* **Do this**
A verbatim copy of the records is required, with all pictures left out.

* **Data to process**

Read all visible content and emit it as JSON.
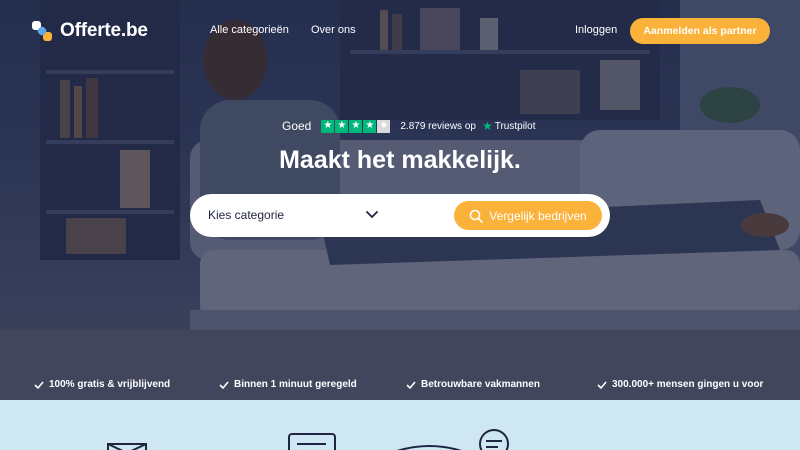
{
  "brand": {
    "name": "Offerte.be",
    "colors": {
      "accent": "#fbb23a",
      "navy": "#1e2540",
      "trustpilot": "#00b67a",
      "lower_band": "#cfe6f3"
    }
  },
  "nav": {
    "categories": "Alle categorieën",
    "about": "Over ons",
    "login": "Inloggen",
    "partner_button": "Aanmelden als partner"
  },
  "rating": {
    "word": "Goed",
    "stars": 4,
    "reviews": "2.879 reviews op",
    "provider": "Trustpilot"
  },
  "hero": {
    "headline": "Maakt het makkelijk."
  },
  "search": {
    "category_placeholder": "Kies categorie",
    "button": "Vergelijk bedrijven"
  },
  "usps": [
    "100% gratis & vrijblijvend",
    "Binnen 1 minuut geregeld",
    "Betrouwbare vakmannen",
    "300.000+ mensen gingen u voor"
  ],
  "icons": [
    "logo-mark-icon",
    "chevron-down-icon",
    "search-icon",
    "check-icon",
    "trustpilot-star-icon"
  ]
}
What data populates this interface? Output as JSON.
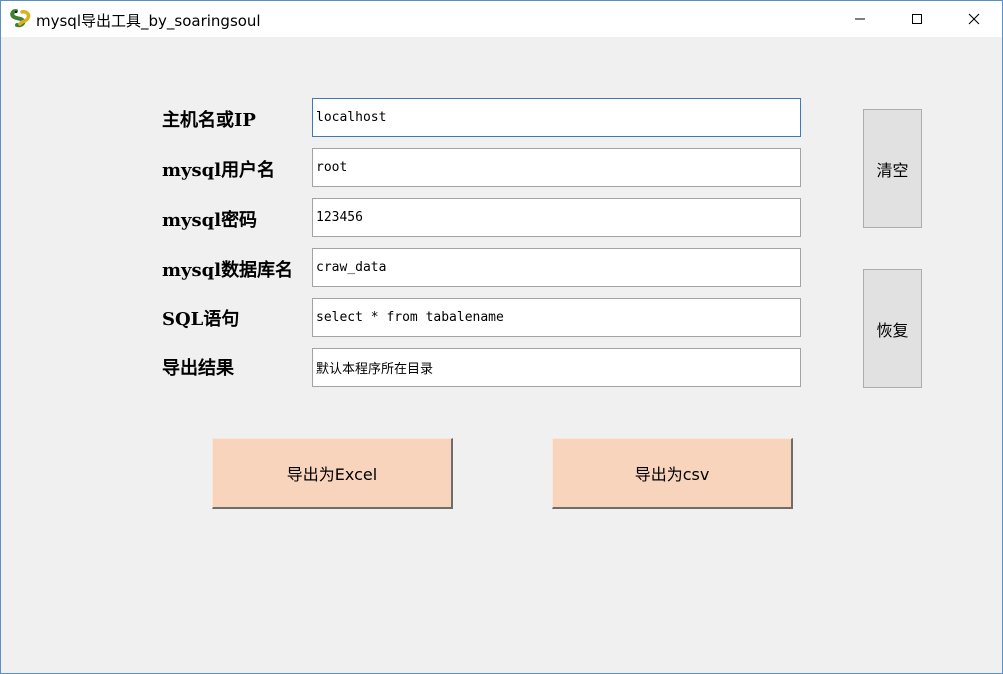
{
  "window": {
    "title": "mysql导出工具_by_soaringsoul",
    "app_icon": "python-snake-icon",
    "controls": {
      "minimize": "minimize-icon",
      "maximize": "maximize-icon",
      "close": "close-icon"
    }
  },
  "form": {
    "fields": [
      {
        "label": "主机名或IP",
        "value": "localhost"
      },
      {
        "label": "mysql用户名",
        "value": "root"
      },
      {
        "label": "mysql密码",
        "value": "123456"
      },
      {
        "label": "mysql数据库名",
        "value": "craw_data"
      },
      {
        "label": "SQL语句",
        "value": "select * from tabalename"
      },
      {
        "label": "导出结果",
        "value": "默认本程序所在目录"
      }
    ]
  },
  "side_buttons": {
    "clear": "清空",
    "restore": "恢复"
  },
  "export_buttons": {
    "excel": "导出为Excel",
    "csv": "导出为csv"
  },
  "colors": {
    "window_bg": "#f0f0f0",
    "export_button_bg": "#f9d4bc",
    "side_button_bg": "#e1e1e1",
    "focus_border": "#3d7ab8"
  }
}
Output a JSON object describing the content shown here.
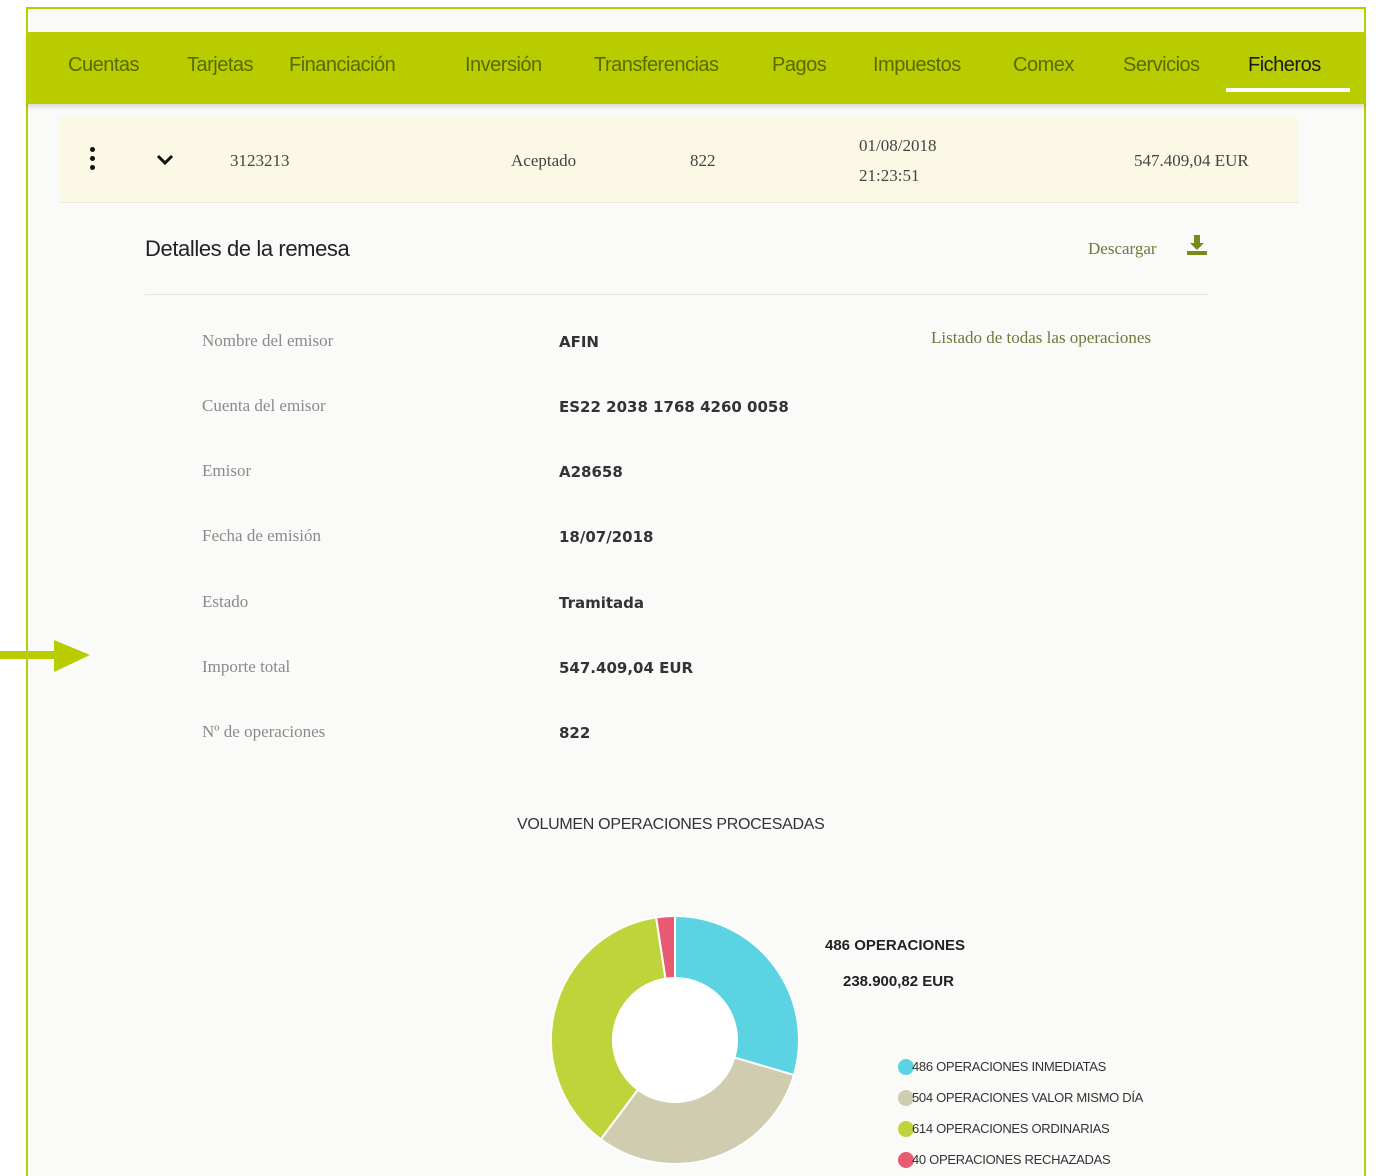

* **Result for this exercise**
Read all visible content and emit it as JSON.
{
  "brand": {
    "name": "Offerte.be",
    "colors": {
      "accent": "#fbb23a",
      "navy": "#1e2540",
      "trustpilot": "#00b67a",
      "lower_band": "#cfe6f3"
    }
  },
  "nav": {
    "categories": "Alle categorieën",
    "about": "Over ons",
    "login": "Inloggen",
    "partner_button": "Aanmelden als partner"
  },
  "rating": {
    "word": "Goed",
    "stars": 4,
    "reviews": "2.879 reviews op",
    "provider": "Trustpilot"
  },
  "hero": {
    "headline": "Maakt het makkelijk."
  },
  "search": {
    "category_placeholder": "Kies categorie",
    "button": "Vergelijk bedrijven"
  },
  "usps": [
    "100% gratis & vrijblijvend",
    "Binnen 1 minuut geregeld",
    "Betrouwbare vakmannen",
    "300.000+ mensen gingen u voor"
  ],
  "icons": [
    "logo-mark-icon",
    "chevron-down-icon",
    "search-icon",
    "check-icon",
    "trustpilot-star-icon"
  ]
}
What data populates this interface? Output as JSON.
{
  "window": {
    "title": "mysql导出工具_by_soaringsoul",
    "app_icon": "python-snake-icon",
    "controls": {
      "minimize": "minimize-icon",
      "maximize": "maximize-icon",
      "close": "close-icon"
    }
  },
  "form": {
    "fields": [
      {
        "label": "主机名或IP",
        "value": "localhost"
      },
      {
        "label": "mysql用户名",
        "value": "root"
      },
      {
        "label": "mysql密码",
        "value": "123456"
      },
      {
        "label": "mysql数据库名",
        "value": "craw_data"
      },
      {
        "label": "SQL语句",
        "value": "select * from tabalename"
      },
      {
        "label": "导出结果",
        "value": "默认本程序所在目录"
      }
    ]
  },
  "side_buttons": {
    "clear": "清空",
    "restore": "恢复"
  },
  "export_buttons": {
    "excel": "导出为Excel",
    "csv": "导出为csv"
  },
  "colors": {
    "window_bg": "#f0f0f0",
    "export_button_bg": "#f9d4bc",
    "side_button_bg": "#e1e1e1",
    "focus_border": "#3d7ab8"
  }
}
Output a JSON object describing the content shown here.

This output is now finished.